Gather all lines with the word "DRIVE" in them.

— start Provided data —

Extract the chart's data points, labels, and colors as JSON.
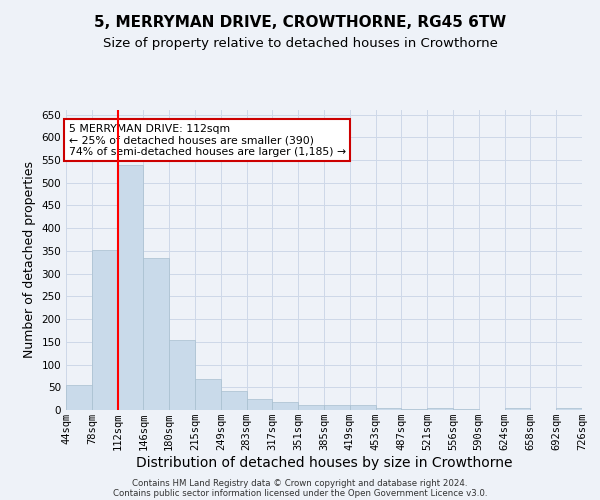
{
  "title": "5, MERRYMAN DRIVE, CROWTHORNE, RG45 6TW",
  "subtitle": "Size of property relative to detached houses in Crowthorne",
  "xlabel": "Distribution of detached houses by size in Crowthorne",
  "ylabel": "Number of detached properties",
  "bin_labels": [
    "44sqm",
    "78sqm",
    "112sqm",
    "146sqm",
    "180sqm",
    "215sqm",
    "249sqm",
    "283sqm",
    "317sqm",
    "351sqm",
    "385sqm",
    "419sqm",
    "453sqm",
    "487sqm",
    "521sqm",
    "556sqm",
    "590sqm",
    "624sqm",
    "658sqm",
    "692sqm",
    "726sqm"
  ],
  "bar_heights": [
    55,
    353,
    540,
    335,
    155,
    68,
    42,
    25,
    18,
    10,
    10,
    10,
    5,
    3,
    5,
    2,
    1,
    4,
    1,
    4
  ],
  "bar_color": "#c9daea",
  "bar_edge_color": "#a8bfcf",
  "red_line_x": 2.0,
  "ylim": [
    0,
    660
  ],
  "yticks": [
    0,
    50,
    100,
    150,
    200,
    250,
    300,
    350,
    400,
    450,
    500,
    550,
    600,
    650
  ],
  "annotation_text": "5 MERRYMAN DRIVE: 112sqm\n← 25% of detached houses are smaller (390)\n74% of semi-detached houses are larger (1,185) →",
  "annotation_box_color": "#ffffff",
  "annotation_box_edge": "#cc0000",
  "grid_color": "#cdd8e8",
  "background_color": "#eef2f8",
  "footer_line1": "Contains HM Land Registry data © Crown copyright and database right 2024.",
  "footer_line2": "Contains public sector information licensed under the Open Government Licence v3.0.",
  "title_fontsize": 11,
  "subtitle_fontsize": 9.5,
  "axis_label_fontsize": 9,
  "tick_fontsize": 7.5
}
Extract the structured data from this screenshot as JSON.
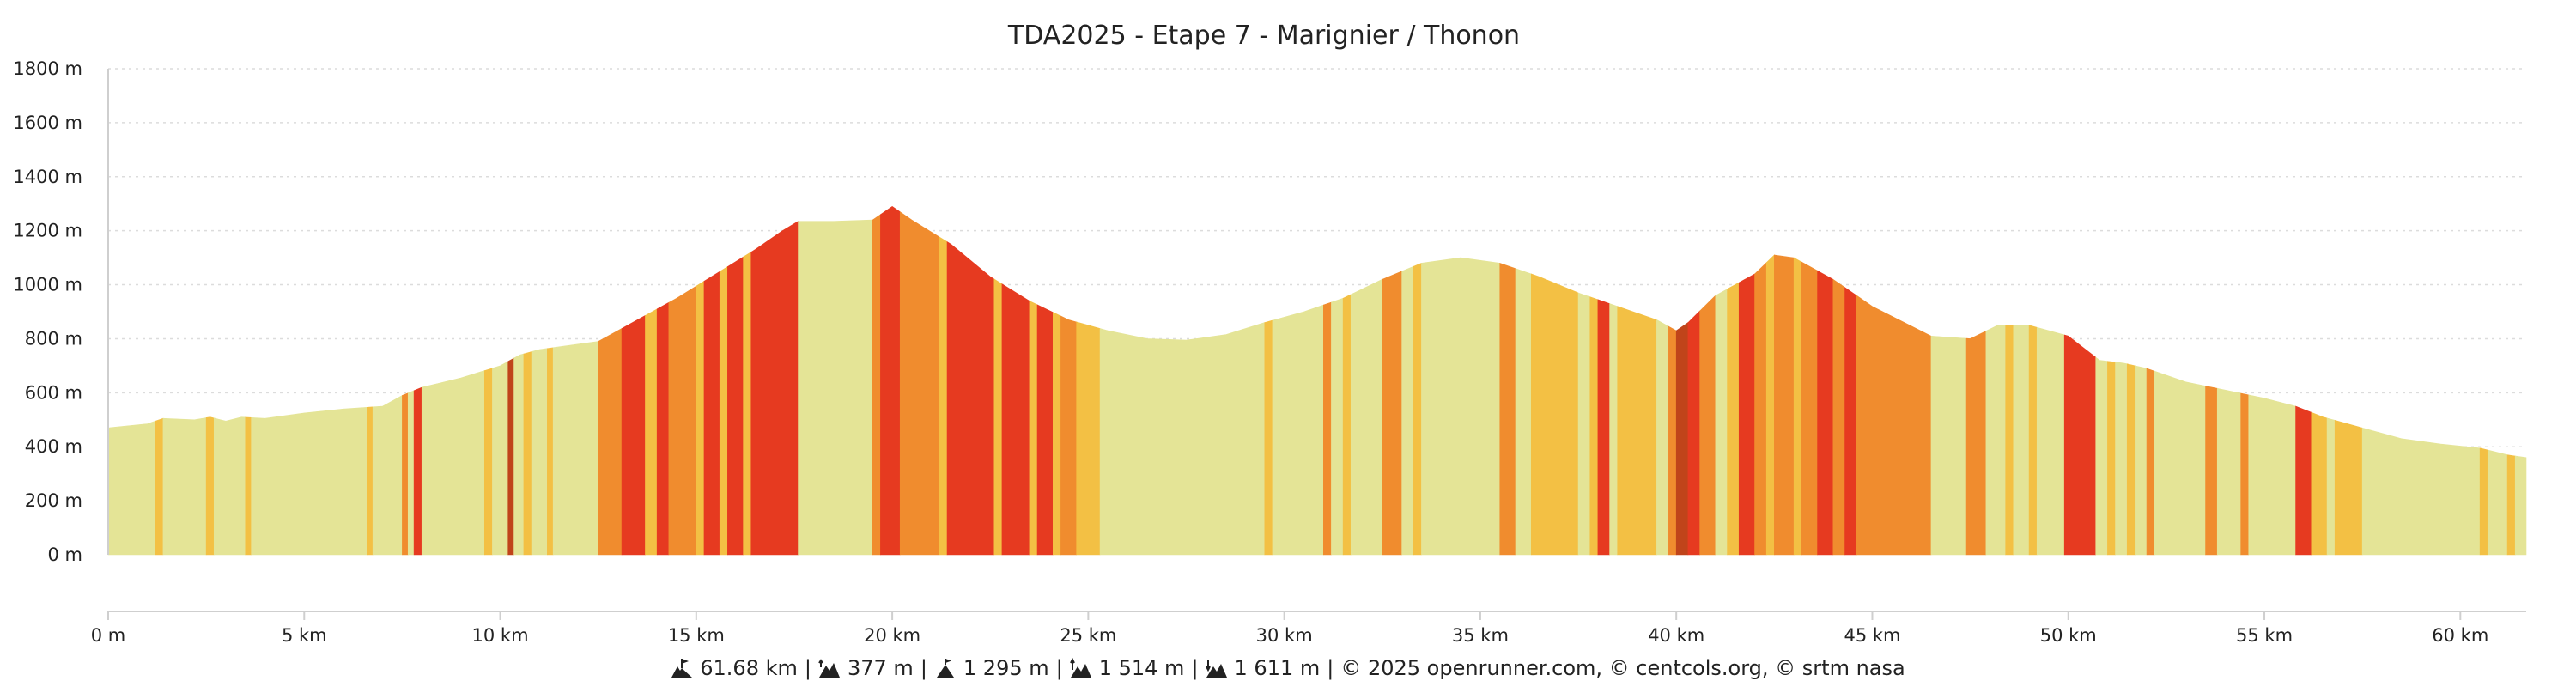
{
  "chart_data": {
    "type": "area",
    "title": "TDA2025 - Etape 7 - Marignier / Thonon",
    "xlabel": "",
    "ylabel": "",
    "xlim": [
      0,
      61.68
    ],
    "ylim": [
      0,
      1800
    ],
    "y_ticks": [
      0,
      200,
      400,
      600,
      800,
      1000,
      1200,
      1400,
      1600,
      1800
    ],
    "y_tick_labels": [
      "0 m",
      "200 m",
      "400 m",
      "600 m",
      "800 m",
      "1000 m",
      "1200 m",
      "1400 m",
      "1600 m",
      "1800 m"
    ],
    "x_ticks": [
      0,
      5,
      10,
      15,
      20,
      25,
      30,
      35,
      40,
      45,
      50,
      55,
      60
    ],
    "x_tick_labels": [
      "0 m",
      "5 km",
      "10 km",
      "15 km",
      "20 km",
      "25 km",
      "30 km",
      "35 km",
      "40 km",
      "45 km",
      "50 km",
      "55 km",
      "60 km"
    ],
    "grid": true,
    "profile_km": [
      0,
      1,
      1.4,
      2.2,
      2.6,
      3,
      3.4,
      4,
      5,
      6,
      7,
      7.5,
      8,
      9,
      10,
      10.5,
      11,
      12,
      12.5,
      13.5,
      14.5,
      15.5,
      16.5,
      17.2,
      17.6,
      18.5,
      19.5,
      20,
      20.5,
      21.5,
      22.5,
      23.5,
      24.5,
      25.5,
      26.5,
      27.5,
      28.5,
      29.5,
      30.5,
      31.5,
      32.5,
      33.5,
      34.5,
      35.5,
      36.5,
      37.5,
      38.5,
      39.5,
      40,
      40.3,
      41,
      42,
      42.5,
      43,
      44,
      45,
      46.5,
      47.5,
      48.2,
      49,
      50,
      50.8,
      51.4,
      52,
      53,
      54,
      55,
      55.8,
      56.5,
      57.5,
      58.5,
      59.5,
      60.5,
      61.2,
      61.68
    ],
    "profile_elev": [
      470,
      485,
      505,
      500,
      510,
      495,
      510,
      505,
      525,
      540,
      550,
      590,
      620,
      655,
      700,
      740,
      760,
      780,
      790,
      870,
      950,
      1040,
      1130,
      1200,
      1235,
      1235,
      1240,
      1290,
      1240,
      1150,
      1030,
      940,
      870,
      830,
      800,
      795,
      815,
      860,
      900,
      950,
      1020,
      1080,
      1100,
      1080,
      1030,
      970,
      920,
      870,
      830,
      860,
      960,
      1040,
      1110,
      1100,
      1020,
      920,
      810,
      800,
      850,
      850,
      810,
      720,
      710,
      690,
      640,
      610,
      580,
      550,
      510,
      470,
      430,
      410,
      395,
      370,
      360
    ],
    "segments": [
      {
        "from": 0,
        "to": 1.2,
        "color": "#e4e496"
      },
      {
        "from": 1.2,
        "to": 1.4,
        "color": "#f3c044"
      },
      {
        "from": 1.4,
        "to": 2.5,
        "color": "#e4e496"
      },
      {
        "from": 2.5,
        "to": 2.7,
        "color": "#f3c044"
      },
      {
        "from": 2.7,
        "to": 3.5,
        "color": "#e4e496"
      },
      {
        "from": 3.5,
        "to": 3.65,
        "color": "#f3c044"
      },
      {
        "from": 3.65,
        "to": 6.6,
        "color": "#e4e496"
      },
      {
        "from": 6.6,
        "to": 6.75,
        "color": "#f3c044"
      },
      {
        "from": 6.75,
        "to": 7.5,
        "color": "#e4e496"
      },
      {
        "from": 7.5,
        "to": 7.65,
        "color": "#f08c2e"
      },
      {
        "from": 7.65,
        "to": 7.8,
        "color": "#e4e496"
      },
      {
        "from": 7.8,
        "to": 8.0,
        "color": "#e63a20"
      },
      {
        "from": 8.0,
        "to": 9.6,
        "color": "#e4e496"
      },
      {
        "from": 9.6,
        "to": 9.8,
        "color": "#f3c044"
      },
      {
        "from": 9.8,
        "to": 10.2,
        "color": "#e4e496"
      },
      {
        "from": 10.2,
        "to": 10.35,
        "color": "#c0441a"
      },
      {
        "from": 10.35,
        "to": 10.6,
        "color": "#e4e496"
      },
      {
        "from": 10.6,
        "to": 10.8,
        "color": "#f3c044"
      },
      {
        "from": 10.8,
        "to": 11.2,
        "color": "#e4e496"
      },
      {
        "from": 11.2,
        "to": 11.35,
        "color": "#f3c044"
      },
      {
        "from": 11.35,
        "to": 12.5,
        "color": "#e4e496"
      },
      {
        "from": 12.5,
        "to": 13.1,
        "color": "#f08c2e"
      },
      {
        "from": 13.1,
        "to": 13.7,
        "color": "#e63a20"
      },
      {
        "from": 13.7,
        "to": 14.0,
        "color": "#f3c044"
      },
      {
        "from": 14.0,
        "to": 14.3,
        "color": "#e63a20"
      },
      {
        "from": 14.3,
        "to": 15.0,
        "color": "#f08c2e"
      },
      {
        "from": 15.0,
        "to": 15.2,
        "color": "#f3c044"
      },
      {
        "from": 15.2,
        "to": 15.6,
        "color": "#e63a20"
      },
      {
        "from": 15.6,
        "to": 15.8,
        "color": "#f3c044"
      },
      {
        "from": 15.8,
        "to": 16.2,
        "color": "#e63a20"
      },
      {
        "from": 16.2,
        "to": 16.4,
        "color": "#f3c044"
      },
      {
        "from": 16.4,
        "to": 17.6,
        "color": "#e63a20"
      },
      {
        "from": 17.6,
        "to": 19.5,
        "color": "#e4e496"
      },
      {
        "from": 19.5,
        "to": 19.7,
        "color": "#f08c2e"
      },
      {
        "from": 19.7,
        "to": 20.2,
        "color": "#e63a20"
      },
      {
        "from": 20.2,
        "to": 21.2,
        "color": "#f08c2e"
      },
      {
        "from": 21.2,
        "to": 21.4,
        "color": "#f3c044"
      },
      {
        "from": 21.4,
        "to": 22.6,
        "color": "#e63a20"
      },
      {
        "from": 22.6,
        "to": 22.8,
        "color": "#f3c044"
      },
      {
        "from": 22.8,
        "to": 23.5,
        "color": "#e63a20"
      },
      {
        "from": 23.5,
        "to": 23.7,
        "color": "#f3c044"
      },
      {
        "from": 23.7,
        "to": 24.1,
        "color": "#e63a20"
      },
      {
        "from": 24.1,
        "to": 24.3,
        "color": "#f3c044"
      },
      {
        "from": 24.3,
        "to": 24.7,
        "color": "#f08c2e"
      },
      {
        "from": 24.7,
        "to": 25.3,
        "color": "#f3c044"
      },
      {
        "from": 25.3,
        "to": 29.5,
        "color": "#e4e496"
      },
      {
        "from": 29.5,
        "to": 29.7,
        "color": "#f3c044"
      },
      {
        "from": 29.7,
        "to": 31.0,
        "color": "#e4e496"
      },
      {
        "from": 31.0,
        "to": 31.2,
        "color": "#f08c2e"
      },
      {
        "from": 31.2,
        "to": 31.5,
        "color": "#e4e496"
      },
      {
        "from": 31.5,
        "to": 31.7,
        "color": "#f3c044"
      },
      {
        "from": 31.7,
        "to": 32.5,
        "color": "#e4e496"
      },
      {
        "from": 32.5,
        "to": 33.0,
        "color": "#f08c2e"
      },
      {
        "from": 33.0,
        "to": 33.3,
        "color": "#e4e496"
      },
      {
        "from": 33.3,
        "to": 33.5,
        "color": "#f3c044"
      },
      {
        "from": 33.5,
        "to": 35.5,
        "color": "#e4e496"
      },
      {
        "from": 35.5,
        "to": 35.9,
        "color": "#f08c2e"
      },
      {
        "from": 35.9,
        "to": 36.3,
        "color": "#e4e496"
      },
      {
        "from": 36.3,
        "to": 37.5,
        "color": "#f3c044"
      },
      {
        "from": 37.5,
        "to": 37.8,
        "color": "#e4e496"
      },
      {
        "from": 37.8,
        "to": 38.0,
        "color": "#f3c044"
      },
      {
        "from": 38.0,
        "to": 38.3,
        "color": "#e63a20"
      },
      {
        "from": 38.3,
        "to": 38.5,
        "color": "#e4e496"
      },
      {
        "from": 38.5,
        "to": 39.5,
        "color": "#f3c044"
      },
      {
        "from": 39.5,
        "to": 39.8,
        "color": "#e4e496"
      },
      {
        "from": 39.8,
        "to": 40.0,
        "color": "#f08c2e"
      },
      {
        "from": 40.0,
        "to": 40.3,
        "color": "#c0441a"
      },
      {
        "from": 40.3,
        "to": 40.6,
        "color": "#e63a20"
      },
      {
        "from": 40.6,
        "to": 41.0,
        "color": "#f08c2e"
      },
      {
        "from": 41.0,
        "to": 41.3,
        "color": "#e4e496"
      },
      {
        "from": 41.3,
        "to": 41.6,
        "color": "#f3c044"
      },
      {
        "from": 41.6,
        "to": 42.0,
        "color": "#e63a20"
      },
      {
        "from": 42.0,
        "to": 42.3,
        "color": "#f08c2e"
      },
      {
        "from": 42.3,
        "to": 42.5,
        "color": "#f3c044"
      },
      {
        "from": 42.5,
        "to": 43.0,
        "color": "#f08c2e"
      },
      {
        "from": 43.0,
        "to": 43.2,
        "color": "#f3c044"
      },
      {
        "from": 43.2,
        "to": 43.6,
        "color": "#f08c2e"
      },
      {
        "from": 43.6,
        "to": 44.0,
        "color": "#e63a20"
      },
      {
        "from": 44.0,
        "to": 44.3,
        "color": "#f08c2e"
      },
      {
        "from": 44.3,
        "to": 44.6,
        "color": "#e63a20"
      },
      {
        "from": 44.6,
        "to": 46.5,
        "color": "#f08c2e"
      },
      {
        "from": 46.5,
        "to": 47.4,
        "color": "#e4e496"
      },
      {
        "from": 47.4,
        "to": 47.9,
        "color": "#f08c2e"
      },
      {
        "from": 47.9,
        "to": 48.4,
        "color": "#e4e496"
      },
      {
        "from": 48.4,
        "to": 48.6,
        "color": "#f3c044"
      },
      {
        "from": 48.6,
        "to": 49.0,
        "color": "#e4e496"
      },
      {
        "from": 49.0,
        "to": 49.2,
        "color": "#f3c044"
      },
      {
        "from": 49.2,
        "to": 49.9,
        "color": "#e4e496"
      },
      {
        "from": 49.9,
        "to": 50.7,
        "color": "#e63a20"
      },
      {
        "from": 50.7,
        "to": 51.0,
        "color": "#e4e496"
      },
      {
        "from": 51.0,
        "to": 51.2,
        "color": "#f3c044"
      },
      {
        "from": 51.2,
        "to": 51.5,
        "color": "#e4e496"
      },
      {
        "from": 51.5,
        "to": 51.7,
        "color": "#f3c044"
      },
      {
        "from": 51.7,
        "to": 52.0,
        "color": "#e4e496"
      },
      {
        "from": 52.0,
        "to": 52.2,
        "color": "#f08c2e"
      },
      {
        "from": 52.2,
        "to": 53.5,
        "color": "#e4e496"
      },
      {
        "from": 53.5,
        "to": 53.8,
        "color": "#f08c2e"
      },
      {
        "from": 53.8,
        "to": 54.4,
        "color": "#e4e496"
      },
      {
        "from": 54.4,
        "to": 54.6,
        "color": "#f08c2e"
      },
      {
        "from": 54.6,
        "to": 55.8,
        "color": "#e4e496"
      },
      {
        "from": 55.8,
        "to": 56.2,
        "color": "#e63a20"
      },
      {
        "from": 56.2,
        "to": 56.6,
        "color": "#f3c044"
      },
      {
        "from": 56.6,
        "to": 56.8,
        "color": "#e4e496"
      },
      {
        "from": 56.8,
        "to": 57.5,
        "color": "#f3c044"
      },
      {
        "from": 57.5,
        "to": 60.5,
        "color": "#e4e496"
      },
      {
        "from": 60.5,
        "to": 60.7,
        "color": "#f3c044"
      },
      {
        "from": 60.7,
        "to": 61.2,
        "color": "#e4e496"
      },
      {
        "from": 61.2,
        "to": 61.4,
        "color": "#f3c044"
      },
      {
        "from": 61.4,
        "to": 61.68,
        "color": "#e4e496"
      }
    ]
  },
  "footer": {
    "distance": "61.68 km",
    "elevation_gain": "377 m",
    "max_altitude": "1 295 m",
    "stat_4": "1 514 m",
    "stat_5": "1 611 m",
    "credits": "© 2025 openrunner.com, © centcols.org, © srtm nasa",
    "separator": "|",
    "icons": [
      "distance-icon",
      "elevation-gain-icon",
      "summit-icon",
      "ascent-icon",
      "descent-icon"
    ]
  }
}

— end Provided data —

■ Result of the task ■
  "title": "5, MERRYMAN DRIVE, CROWTHORNE, RG45 6TW",
  "annotation_text": "5 MERRYMAN DRIVE: 112sqm\n← 25% of detached houses are smaller (390)\n74% of semi-detached houses are larger (1,185) →",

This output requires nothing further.